═══ Text for analysis

Objective: In patients with HCV/HIV co-infection, a faster progression of liver fibrosis to cirrhosis has been reported. In this study we investigated whether gp120, a HIV envelope protein, modulates the biology of human hepatic stellate cells (HSC), key cell types in the pathogenesis of fibrosis.
Methods: Myofibroblastic HSC were isolated from normal human liver tissue. Gene expression was measured by real time PCR. Cell migration was assessed in Boyden chambers. Intracellular signalling pathways were evaluated using phosphorylation-specific antibodies or by transfection of a reporter plasmid.

══════
═══ Source material

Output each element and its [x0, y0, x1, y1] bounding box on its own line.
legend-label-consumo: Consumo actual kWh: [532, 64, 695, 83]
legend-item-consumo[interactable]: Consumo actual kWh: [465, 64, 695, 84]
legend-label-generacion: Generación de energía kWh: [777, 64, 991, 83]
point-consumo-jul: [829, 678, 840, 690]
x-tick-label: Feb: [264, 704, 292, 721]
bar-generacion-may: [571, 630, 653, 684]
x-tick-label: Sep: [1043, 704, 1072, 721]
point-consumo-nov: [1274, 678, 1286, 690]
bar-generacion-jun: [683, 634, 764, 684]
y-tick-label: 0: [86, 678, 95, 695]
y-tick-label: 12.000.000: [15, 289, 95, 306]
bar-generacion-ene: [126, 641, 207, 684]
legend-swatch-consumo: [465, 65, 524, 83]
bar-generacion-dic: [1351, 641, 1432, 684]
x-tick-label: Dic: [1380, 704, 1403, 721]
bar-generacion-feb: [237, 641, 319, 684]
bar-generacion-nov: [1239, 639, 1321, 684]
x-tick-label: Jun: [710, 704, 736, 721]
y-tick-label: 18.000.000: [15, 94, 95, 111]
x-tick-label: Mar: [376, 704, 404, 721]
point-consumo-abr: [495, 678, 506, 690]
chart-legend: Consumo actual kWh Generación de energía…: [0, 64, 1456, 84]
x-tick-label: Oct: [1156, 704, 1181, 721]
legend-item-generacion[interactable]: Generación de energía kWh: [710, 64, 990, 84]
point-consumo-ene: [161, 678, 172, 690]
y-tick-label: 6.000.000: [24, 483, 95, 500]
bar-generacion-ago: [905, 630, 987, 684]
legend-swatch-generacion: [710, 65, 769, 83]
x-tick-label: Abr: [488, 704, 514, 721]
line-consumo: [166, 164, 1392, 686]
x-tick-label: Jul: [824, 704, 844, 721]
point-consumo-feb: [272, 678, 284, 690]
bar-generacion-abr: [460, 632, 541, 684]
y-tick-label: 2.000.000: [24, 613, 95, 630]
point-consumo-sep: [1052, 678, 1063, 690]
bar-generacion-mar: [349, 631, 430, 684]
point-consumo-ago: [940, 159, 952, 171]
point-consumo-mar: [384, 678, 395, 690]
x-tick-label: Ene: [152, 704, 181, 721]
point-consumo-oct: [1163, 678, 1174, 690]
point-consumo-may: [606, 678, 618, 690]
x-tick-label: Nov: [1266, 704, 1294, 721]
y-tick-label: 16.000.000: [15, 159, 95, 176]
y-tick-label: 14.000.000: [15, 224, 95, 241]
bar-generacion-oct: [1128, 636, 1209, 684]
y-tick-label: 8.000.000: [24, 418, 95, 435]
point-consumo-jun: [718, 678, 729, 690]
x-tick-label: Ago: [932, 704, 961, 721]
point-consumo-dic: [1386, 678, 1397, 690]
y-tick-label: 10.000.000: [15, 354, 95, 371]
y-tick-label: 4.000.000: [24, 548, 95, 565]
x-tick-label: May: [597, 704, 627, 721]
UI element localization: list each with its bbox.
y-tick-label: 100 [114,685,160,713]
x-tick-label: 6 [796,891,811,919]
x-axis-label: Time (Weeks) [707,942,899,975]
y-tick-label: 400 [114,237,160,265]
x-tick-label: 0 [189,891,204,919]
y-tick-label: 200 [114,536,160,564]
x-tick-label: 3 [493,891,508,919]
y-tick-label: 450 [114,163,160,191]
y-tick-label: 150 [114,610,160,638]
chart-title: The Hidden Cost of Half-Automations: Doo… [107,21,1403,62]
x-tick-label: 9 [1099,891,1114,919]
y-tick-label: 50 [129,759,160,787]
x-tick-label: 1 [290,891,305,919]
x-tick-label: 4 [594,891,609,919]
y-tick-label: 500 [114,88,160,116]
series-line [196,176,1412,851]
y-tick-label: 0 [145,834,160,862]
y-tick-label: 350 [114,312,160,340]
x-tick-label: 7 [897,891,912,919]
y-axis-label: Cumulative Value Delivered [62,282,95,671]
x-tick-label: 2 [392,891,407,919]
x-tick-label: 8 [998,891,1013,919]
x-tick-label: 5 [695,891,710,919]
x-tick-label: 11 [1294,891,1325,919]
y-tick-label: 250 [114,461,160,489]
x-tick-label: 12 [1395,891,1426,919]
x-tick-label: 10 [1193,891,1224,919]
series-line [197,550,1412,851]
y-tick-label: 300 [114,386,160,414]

══════

**Problem details**
Write the next part of the abstract on HIV gp120 and human hepatic stellate cells, picking up after its Methods section.

**Exercise response**
Results: Transcripts for the chemokine receptors CCR5 and CXCR4, which bind gp120, were detectable in human HSC. Upon exposure to M-tropic recombinant gp120, which binds CCR5, a significant increase in HSC chemotaxis was observed (1.6±0.3 –fold, P=0.03). The effects of gp120 were prevented by protein inactivation. gp120 also resulted in a significant increase in secretion (1.5±0.3-fold, P=0.03) and gene expression (1.47±0.13-fold, P=0.02) of the pro-inflammatory chemokine MCP-1, and in increased gene expression of tissue inhibitor of metalloprotease-1 and interleukin-6 (2.03±0.57-fold, P=0.02). gp120-induced migration required Akt activation. gp120 also induced activation of NF-κB and p38MAPK. Preincubation of HSC with TAK779, a CCR5 receptor antagonist, prevented gp120-mediated chemotaxis and MCP-1 secretion. Expression of CCR5 was detectable in areas of inflammation and fibrogenesis in liver biopsies of patients with HCV/HIV coinfection.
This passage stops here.